**CHALLENGE:** Scan the following material for the string "تطوير" and copy each line in which it appears.

::::

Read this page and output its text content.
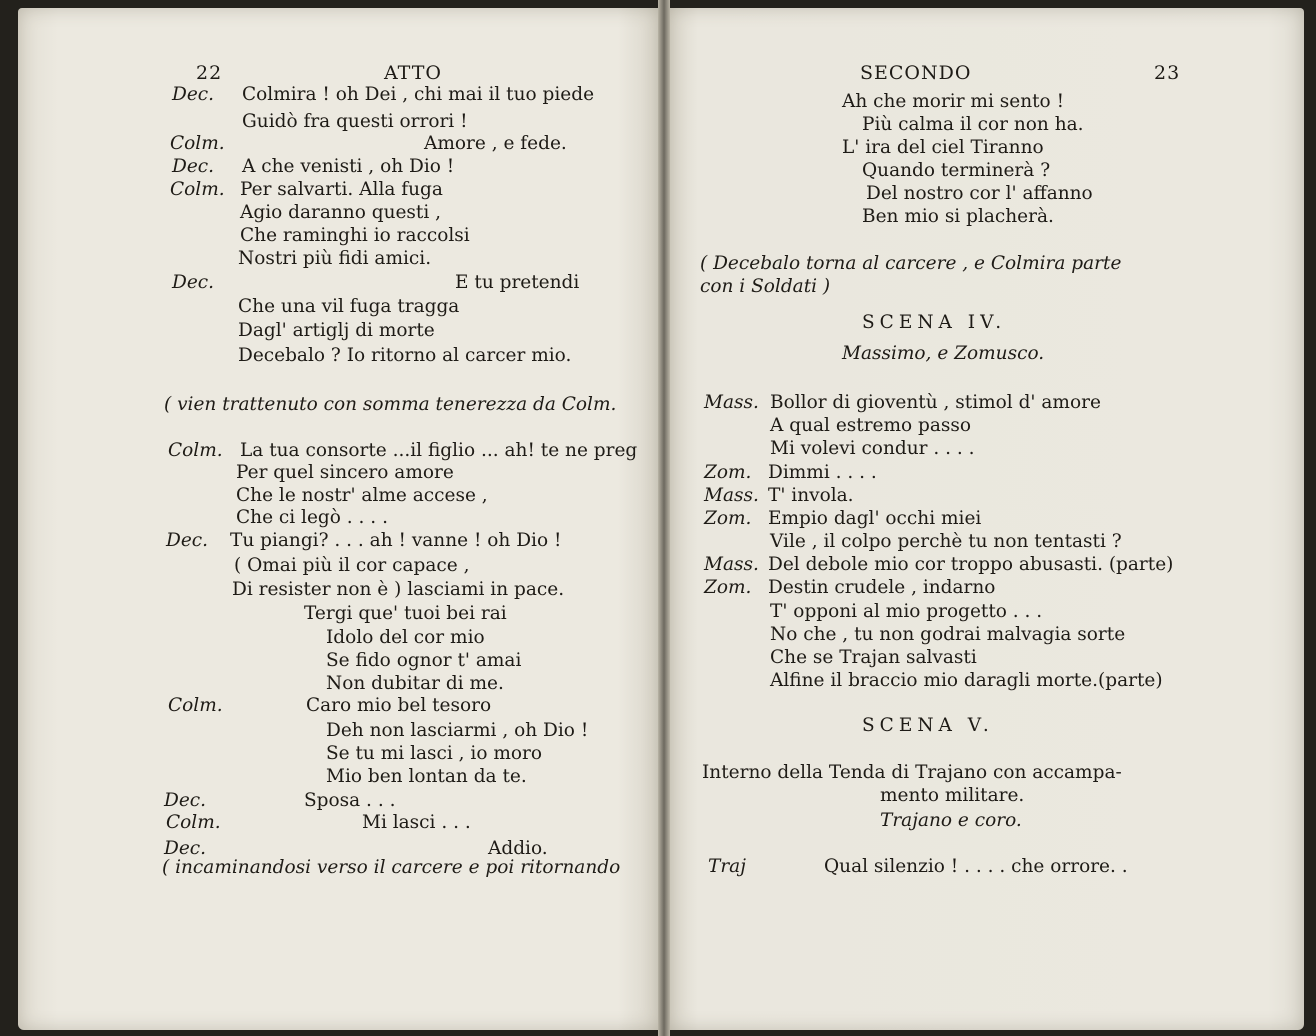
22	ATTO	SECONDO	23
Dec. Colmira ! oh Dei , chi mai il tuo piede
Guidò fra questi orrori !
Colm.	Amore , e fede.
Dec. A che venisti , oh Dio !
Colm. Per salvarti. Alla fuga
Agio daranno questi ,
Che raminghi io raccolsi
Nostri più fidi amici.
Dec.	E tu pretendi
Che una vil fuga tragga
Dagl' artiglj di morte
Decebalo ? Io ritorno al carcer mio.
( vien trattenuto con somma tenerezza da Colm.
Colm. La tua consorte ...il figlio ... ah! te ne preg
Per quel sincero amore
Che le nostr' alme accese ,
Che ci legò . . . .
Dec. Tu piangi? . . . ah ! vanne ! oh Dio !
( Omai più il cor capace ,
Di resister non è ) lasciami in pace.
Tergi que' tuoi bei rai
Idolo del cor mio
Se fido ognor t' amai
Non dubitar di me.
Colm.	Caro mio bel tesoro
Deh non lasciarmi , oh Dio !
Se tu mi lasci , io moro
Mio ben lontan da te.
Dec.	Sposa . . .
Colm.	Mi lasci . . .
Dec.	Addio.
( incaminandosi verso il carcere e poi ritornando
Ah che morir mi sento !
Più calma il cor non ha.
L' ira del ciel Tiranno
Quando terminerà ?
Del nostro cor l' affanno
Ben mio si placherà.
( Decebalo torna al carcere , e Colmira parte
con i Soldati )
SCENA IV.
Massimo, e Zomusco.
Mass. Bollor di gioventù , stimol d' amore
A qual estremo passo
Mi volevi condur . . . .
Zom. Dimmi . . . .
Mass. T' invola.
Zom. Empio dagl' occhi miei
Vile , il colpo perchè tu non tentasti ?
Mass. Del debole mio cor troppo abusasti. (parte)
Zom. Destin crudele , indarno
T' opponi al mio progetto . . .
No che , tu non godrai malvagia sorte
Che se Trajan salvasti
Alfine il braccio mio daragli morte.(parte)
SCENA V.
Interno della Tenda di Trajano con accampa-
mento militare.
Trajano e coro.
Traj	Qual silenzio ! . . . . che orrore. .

::::

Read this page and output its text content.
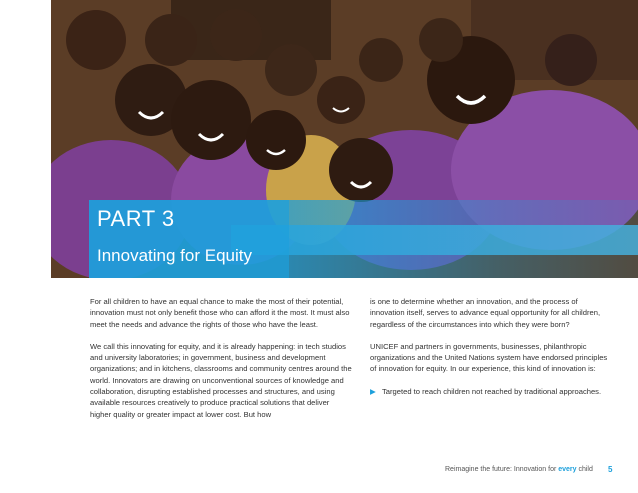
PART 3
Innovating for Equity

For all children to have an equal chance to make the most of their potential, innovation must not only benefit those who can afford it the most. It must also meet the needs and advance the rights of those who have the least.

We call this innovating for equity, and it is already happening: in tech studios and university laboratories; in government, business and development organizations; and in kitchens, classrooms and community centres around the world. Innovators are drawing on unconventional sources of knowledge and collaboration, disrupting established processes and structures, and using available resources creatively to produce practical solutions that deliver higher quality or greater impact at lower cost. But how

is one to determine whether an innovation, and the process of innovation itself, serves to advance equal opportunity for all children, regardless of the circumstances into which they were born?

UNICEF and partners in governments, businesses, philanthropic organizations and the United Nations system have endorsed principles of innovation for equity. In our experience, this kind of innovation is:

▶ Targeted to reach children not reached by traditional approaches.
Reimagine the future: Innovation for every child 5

::::

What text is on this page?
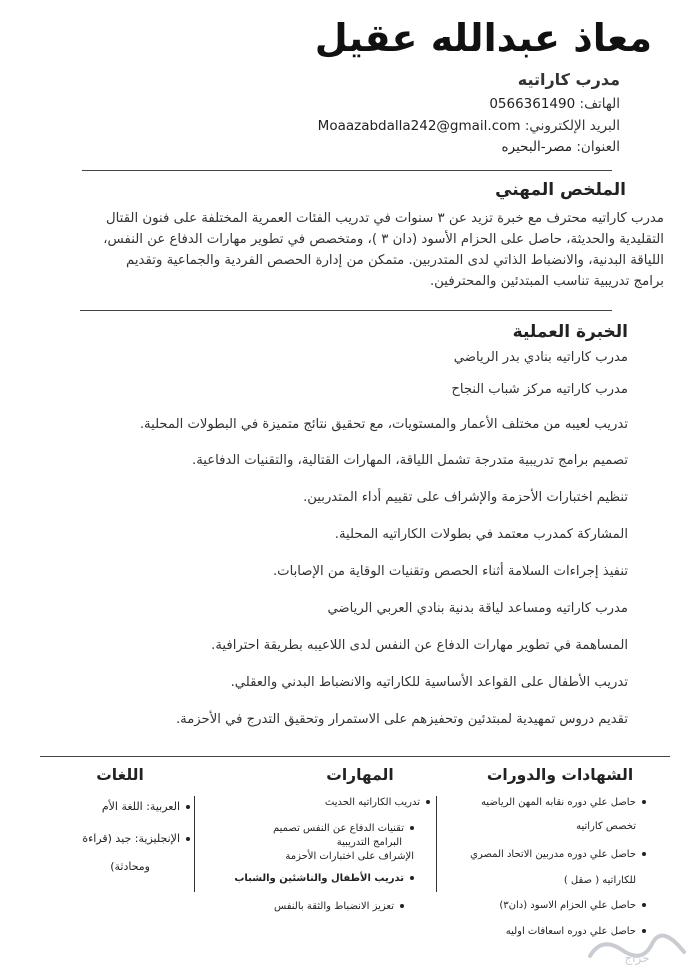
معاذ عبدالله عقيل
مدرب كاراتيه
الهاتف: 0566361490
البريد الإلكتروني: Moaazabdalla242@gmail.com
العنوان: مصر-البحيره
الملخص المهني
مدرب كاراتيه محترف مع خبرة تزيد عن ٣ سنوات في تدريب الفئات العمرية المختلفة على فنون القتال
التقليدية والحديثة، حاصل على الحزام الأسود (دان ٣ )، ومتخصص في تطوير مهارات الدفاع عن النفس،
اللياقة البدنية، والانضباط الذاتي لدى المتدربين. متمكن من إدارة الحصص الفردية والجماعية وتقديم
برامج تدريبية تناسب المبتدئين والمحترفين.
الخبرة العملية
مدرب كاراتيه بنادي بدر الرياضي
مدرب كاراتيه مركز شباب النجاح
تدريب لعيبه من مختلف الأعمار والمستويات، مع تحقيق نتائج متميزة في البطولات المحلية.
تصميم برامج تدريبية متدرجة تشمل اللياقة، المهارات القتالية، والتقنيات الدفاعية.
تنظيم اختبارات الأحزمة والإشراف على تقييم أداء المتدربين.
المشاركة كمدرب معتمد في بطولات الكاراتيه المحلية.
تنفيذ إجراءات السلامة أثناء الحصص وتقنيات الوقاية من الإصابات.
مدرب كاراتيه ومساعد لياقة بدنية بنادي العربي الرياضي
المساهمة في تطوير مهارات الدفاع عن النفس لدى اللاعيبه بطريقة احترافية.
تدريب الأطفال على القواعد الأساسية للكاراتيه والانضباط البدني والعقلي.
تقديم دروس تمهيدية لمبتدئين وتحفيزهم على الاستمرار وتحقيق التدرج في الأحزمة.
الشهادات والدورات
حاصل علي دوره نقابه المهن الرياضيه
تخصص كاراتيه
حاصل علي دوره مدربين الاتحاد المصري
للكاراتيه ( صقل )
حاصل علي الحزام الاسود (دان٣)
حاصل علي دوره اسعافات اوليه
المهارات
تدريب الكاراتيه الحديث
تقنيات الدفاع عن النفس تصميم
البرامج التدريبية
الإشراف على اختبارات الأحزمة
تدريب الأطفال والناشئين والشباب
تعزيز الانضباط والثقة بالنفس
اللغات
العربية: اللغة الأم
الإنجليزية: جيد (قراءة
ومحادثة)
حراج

::::

**ANSWER TO THIS PROBLEM:**
التقليدية والحديثة، حاصل على الحزام الأسود (دان ٣ )، ومتخصص في تطوير مهارات الدفاع عن النفس،
المساهمة في تطوير مهارات الدفاع عن النفس لدى اللاعيبه بطريقة احترافية.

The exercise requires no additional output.